▶ [Exercise aim] Every line below is to be quoted exactly, with nothing added or dropped.

— START Record set —

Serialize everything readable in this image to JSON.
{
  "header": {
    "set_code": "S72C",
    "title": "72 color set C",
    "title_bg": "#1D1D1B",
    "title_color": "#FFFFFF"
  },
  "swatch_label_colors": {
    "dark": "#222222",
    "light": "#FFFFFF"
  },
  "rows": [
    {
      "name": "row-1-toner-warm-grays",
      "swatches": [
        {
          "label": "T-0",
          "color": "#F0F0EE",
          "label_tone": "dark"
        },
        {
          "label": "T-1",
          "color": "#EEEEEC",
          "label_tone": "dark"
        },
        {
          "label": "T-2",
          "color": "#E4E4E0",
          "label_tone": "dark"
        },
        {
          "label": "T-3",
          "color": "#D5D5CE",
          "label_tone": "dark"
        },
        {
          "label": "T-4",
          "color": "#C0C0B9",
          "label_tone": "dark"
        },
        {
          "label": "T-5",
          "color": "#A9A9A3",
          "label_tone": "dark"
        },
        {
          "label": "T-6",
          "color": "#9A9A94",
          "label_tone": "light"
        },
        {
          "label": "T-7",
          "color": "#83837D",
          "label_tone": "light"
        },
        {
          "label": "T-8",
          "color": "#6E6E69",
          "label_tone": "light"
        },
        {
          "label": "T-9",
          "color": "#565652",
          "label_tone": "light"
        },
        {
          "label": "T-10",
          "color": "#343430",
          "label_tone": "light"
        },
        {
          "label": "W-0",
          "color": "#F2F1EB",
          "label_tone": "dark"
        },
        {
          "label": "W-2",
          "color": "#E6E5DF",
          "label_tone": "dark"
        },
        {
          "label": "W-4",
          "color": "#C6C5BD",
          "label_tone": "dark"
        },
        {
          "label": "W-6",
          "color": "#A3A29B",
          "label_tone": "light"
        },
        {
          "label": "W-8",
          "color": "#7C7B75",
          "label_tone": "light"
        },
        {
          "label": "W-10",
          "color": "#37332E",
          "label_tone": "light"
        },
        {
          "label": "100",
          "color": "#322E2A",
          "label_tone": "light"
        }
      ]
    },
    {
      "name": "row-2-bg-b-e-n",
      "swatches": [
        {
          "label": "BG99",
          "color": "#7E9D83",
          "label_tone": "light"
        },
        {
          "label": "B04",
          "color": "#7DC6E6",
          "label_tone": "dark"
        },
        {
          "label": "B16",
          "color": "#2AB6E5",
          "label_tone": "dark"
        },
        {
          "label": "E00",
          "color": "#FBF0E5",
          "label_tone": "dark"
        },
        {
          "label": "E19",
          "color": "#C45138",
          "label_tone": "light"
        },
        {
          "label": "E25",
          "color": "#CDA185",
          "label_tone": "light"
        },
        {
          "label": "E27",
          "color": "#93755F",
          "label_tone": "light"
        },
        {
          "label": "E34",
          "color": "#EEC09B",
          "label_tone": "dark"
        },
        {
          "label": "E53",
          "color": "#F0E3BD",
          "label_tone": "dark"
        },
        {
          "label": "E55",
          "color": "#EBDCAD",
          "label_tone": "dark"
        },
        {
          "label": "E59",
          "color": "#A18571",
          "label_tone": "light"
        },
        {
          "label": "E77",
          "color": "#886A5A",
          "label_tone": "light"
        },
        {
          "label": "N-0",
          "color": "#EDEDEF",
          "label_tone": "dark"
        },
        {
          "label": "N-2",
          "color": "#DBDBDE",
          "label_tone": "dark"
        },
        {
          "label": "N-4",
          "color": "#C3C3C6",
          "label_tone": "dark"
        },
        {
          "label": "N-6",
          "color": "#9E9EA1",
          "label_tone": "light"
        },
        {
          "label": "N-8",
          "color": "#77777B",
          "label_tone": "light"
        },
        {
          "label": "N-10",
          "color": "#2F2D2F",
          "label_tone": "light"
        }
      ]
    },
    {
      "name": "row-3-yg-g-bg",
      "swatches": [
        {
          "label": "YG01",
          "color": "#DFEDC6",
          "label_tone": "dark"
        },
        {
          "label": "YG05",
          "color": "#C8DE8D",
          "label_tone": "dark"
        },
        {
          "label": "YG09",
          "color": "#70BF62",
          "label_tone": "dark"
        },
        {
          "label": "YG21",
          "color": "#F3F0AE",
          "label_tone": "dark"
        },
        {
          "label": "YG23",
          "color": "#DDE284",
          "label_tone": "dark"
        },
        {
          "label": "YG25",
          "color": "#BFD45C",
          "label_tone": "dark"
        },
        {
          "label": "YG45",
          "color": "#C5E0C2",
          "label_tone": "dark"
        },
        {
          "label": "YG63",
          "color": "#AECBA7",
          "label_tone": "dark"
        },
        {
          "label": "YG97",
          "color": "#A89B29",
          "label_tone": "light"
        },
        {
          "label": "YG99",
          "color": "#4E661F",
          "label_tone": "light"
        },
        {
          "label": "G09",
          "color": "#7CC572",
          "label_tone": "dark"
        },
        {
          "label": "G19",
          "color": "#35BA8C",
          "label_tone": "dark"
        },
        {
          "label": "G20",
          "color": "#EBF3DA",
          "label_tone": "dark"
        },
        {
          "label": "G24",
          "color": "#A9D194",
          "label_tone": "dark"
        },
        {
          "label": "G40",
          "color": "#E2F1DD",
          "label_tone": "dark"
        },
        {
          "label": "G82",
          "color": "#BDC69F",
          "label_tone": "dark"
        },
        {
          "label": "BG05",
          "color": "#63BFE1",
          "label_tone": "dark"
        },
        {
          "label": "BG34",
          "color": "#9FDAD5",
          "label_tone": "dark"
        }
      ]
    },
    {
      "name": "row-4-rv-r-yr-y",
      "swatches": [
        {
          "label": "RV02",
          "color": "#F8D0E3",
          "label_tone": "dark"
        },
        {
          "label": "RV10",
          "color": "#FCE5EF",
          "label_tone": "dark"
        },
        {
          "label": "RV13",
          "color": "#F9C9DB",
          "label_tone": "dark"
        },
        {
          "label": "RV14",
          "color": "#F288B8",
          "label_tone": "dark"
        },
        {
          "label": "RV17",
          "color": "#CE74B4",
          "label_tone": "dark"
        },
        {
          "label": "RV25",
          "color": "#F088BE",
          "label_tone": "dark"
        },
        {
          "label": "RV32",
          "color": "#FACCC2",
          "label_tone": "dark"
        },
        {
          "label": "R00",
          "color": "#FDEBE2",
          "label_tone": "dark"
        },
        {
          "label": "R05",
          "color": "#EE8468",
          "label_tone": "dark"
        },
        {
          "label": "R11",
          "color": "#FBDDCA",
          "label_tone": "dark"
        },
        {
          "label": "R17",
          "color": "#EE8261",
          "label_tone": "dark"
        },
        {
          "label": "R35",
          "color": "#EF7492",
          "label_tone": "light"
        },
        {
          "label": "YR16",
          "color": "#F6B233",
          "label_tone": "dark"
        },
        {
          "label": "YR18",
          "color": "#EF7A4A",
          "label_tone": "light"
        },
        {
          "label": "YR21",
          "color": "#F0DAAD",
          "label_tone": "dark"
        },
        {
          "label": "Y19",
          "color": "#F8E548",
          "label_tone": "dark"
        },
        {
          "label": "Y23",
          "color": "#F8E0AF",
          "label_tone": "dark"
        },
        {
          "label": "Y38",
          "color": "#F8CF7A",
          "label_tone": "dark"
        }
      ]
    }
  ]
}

— END Record set —

▶ [Response to this task]
Serialize everything readable in this image to JSON.
{
  "header": {
    "set_code": "S72C",
    "title": "72 color set C",
    "title_bg": "#1D1D1B",
    "title_color": "#FFFFFF"
  },
  "swatch_label_colors": {
    "dark": "#222222",
    "light": "#FFFFFF"
  },
  "rows": [
    {
      "name": "row-1-toner-warm-grays",
      "swatches": [
        {
          "label": "T-0",
          "color": "#F0F0EE",
          "label_tone": "dark"
        },
        {
          "label": "T-1",
          "color": "#EEEEEC",
          "label_tone": "dark"
        },
        {
          "label": "T-2",
          "color": "#E4E4E0",
          "label_tone": "dark"
        },
        {
          "label": "T-3",
          "color": "#D5D5CE",
          "label_tone": "dark"
        },
        {
          "label": "T-4",
          "color": "#C0C0B9",
          "label_tone": "dark"
        },
        {
          "label": "T-5",
          "color": "#A9A9A3",
          "label_tone": "dark"
        },
        {
          "label": "T-6",
          "color": "#9A9A94",
          "label_tone": "light"
        },
        {
          "label": "T-7",
          "color": "#83837D",
          "label_tone": "light"
        },
        {
          "label": "T-8",
          "color": "#6E6E69",
          "label_tone": "light"
        },
        {
          "label": "T-9",
          "color": "#565652",
          "label_tone": "light"
        },
        {
          "label": "T-10",
          "color": "#343430",
          "label_tone": "light"
        },
        {
          "label": "W-0",
          "color": "#F2F1EB",
          "label_tone": "dark"
        },
        {
          "label": "W-2",
          "color": "#E6E5DF",
          "label_tone": "dark"
        },
        {
          "label": "W-4",
          "color": "#C6C5BD",
          "label_tone": "dark"
        },
        {
          "label": "W-6",
          "color": "#A3A29B",
          "label_tone": "light"
        },
        {
          "label": "W-8",
          "color": "#7C7B75",
          "label_tone": "light"
        },
        {
          "label": "W-10",
          "color": "#37332E",
          "label_tone": "light"
        },
        {
          "label": "100",
          "color": "#322E2A",
          "label_tone": "light"
        }
      ]
    },
    {
      "name": "row-2-bg-b-e-n",
      "swatches": [
        {
          "label": "BG99",
          "color": "#7E9D83",
          "label_tone": "light"
        },
        {
          "label": "B04",
          "color": "#7DC6E6",
          "label_tone": "dark"
        },
        {
          "label": "B16",
          "color": "#2AB6E5",
          "label_tone": "dark"
        },
        {
          "label": "E00",
          "color": "#FBF0E5",
          "label_tone": "dark"
        },
        {
          "label": "E19",
          "color": "#C45138",
          "label_tone": "light"
        },
        {
          "label": "E25",
          "color": "#CDA185",
          "label_tone": "light"
        },
        {
          "label": "E27",
          "color": "#93755F",
          "label_tone": "light"
        },
        {
          "label": "E34",
          "color": "#EEC09B",
          "label_tone": "dark"
        },
        {
          "label": "E53",
          "color": "#F0E3BD",
          "label_tone": "dark"
        },
        {
          "label": "E55",
          "color": "#EBDCAD",
          "label_tone": "dark"
        },
        {
          "label": "E59",
          "color": "#A18571",
          "label_tone": "light"
        },
        {
          "label": "E77",
          "color": "#886A5A",
          "label_tone": "light"
        },
        {
          "label": "N-0",
          "color": "#EDEDEF",
          "label_tone": "dark"
        },
        {
          "label": "N-2",
          "color": "#DBDBDE",
          "label_tone": "dark"
        },
        {
          "label": "N-4",
          "color": "#C3C3C6",
          "label_tone": "dark"
        },
        {
          "label": "N-6",
          "color": "#9E9EA1",
          "label_tone": "light"
        },
        {
          "label": "N-8",
          "color": "#77777B",
          "label_tone": "light"
        },
        {
          "label": "N-10",
          "color": "#2F2D2F",
          "label_tone": "light"
        }
      ]
    },
    {
      "name": "row-3-yg-g-bg",
      "swatches": [
        {
          "label": "YG01",
          "color": "#DFEDC6",
          "label_tone": "dark"
        },
        {
          "label": "YG05",
          "color": "#C8DE8D",
          "label_tone": "dark"
        },
        {
          "label": "YG09",
          "color": "#70BF62",
          "label_tone": "dark"
        },
        {
          "label": "YG21",
          "color": "#F3F0AE",
          "label_tone": "dark"
        },
        {
          "label": "YG23",
          "color": "#DDE284",
          "label_tone": "dark"
        },
        {
          "label": "YG25",
          "color": "#BFD45C",
          "label_tone": "dark"
        },
        {
          "label": "YG45",
          "color": "#C5E0C2",
          "label_tone": "dark"
        },
        {
          "label": "YG63",
          "color": "#AECBA7",
          "label_tone": "dark"
        },
        {
          "label": "YG97",
          "color": "#A89B29",
          "label_tone": "light"
        },
        {
          "label": "YG99",
          "color": "#4E661F",
          "label_tone": "light"
        },
        {
          "label": "G09",
          "color": "#7CC572",
          "label_tone": "dark"
        },
        {
          "label": "G19",
          "color": "#35BA8C",
          "label_tone": "dark"
        },
        {
          "label": "G20",
          "color": "#EBF3DA",
          "label_tone": "dark"
        },
        {
          "label": "G24",
          "color": "#A9D194",
          "label_tone": "dark"
        },
        {
          "label": "G40",
          "color": "#E2F1DD",
          "label_tone": "dark"
        },
        {
          "label": "G82",
          "color": "#BDC69F",
          "label_tone": "dark"
        },
        {
          "label": "BG05",
          "color": "#63BFE1",
          "label_tone": "dark"
        },
        {
          "label": "BG34",
          "color": "#9FDAD5",
          "label_tone": "dark"
        }
      ]
    },
    {
      "name": "row-4-rv-r-yr-y",
      "swatches": [
        {
          "label": "RV02",
          "color": "#F8D0E3",
          "label_tone": "dark"
        },
        {
          "label": "RV10",
          "color": "#FCE5EF",
          "label_tone": "dark"
        },
        {
          "label": "RV13",
          "color": "#F9C9DB",
          "label_tone": "dark"
        },
        {
          "label": "RV14",
          "color": "#F288B8",
          "label_tone": "dark"
        },
        {
          "label": "RV17",
          "color": "#CE74B4",
          "label_tone": "dark"
        },
        {
          "label": "RV25",
          "color": "#F088BE",
          "label_tone": "dark"
        },
        {
          "label": "RV32",
          "color": "#FACCC2",
          "label_tone": "dark"
        },
        {
          "label": "R00",
          "color": "#FDEBE2",
          "label_tone": "dark"
        },
        {
          "label": "R05",
          "color": "#EE8468",
          "label_tone": "dark"
        },
        {
          "label": "R11",
          "color": "#FBDDCA",
          "label_tone": "dark"
        },
        {
          "label": "R17",
          "color": "#EE8261",
          "label_tone": "dark"
        },
        {
          "label": "R35",
          "color": "#EF7492",
          "label_tone": "light"
        },
        {
          "label": "YR16",
          "color": "#F6B233",
          "label_tone": "dark"
        },
        {
          "label": "YR18",
          "color": "#EF7A4A",
          "label_tone": "light"
        },
        {
          "label": "YR21",
          "color": "#F0DAAD",
          "label_tone": "dark"
        },
        {
          "label": "Y19",
          "color": "#F8E548",
          "label_tone": "dark"
        },
        {
          "label": "Y23",
          "color": "#F8E0AF",
          "label_tone": "dark"
        },
        {
          "label": "Y38",
          "color": "#F8CF7A",
          "label_tone": "dark"
        }
      ]
    }
  ]
}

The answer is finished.